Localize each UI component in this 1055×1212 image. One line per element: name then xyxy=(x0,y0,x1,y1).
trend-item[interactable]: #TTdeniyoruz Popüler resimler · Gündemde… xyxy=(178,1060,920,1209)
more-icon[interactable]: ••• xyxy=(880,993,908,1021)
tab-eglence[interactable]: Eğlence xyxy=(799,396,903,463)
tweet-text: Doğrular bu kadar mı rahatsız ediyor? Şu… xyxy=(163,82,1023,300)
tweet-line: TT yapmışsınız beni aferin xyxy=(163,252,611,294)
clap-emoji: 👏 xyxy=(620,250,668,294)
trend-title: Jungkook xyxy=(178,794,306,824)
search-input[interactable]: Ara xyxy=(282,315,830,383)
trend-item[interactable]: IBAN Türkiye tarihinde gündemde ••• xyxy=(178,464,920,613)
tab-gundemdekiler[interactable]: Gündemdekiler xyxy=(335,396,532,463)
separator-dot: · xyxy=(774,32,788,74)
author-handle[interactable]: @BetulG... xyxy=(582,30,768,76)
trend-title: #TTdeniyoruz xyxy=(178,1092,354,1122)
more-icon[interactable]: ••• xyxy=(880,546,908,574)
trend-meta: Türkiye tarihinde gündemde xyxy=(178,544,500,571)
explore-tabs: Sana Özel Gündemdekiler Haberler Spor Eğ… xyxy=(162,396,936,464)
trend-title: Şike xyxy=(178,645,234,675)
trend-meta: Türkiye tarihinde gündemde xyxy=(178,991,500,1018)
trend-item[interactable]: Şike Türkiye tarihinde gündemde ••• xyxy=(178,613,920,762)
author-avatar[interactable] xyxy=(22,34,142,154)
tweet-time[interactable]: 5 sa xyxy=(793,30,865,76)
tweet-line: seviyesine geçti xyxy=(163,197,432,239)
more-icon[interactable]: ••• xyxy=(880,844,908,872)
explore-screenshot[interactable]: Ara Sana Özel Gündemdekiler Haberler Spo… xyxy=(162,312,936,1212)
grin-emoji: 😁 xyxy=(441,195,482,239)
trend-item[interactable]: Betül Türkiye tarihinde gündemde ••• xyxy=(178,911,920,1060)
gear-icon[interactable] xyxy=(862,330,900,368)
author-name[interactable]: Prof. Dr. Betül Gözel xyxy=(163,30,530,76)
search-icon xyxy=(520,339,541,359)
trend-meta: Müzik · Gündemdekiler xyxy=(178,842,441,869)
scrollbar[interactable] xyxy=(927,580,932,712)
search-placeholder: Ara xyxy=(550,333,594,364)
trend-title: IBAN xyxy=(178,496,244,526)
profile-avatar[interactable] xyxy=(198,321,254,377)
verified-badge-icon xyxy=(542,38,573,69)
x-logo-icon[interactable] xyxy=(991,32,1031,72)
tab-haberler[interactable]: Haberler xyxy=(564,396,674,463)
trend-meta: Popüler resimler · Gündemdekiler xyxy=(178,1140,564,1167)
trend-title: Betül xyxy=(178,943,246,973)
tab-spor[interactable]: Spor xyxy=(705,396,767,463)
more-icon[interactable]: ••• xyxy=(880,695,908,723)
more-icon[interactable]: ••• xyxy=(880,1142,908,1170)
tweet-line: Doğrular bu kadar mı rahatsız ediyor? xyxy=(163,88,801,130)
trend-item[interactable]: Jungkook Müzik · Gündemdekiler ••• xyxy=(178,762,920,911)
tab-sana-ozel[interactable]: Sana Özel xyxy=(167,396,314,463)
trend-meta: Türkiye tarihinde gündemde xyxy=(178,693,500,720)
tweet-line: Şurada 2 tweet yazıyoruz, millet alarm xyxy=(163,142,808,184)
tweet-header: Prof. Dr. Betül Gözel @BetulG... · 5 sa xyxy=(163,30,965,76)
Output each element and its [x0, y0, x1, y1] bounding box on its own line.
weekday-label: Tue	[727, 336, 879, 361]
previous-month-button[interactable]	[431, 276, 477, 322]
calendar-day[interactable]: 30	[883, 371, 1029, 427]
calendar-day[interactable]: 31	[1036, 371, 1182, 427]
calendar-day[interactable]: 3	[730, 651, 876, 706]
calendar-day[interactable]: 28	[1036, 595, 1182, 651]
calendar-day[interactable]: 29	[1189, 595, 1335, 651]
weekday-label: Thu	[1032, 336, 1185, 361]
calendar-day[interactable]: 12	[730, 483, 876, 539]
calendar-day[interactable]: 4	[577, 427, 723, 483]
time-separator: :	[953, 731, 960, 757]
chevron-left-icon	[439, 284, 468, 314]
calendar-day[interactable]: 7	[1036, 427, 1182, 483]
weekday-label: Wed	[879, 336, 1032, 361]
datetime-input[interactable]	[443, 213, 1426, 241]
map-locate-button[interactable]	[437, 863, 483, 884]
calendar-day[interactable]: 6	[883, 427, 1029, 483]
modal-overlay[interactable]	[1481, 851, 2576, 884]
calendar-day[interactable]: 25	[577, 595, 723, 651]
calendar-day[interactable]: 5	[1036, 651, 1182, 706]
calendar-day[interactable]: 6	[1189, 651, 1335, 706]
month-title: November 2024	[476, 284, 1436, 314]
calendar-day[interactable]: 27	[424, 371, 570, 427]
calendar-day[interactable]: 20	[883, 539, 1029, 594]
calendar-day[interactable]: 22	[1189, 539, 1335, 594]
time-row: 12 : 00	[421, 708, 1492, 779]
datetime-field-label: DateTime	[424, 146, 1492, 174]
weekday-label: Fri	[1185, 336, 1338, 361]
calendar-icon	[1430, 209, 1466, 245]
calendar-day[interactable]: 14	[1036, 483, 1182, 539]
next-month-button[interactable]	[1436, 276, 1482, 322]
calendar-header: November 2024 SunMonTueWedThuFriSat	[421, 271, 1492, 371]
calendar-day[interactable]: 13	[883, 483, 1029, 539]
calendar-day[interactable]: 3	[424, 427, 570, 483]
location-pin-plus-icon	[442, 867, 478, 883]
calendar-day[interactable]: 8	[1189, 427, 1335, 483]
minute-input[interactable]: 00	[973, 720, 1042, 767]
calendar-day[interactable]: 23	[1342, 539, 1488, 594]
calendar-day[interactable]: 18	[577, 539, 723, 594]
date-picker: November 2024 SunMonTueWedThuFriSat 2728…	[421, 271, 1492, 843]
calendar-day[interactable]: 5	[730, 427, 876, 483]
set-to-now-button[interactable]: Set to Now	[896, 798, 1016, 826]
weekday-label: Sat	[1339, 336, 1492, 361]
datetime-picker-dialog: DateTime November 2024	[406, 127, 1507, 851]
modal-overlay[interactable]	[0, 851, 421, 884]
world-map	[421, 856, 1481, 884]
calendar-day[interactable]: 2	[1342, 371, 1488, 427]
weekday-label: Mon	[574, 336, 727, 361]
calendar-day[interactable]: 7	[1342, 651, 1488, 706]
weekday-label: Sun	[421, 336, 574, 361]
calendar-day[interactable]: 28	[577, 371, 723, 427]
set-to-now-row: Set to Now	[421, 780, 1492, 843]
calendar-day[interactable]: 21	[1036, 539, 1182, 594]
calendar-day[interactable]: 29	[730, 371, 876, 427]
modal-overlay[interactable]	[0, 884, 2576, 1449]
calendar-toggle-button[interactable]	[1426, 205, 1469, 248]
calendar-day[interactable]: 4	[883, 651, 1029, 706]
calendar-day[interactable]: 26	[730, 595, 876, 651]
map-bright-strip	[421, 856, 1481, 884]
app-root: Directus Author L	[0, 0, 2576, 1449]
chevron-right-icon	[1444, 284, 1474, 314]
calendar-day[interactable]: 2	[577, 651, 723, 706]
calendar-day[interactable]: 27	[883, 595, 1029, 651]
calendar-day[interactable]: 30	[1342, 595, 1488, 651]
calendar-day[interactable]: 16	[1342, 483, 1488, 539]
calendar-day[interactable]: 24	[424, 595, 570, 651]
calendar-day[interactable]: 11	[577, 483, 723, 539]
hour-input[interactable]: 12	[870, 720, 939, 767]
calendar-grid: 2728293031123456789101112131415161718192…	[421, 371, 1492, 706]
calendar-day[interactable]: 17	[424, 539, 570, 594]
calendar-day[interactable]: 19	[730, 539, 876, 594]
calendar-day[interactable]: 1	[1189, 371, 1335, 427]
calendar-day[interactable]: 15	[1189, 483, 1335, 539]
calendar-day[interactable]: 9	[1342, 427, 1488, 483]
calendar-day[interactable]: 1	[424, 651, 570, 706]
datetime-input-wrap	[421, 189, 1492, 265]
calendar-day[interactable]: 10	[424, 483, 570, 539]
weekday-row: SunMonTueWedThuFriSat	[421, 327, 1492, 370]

Directive: Copy the records word for word, from the first line through the line containing "separator-dot: · xyxy=(774,32,788,74)". Include that line.

Answer to the exercise:
Localize each UI component in this 1055×1212 image. One line per element: name then xyxy=(x0,y0,x1,y1).
trend-item[interactable]: #TTdeniyoruz Popüler resimler · Gündemde… xyxy=(178,1060,920,1209)
more-icon[interactable]: ••• xyxy=(880,993,908,1021)
tab-eglence[interactable]: Eğlence xyxy=(799,396,903,463)
tweet-text: Doğrular bu kadar mı rahatsız ediyor? Şu… xyxy=(163,82,1023,300)
tweet-line: TT yapmışsınız beni aferin xyxy=(163,252,611,294)
clap-emoji: 👏 xyxy=(620,250,668,294)
trend-title: Jungkook xyxy=(178,794,306,824)
search-input[interactable]: Ara xyxy=(282,315,830,383)
trend-item[interactable]: IBAN Türkiye tarihinde gündemde ••• xyxy=(178,464,920,613)
tab-gundemdekiler[interactable]: Gündemdekiler xyxy=(335,396,532,463)
separator-dot: · xyxy=(774,32,788,74)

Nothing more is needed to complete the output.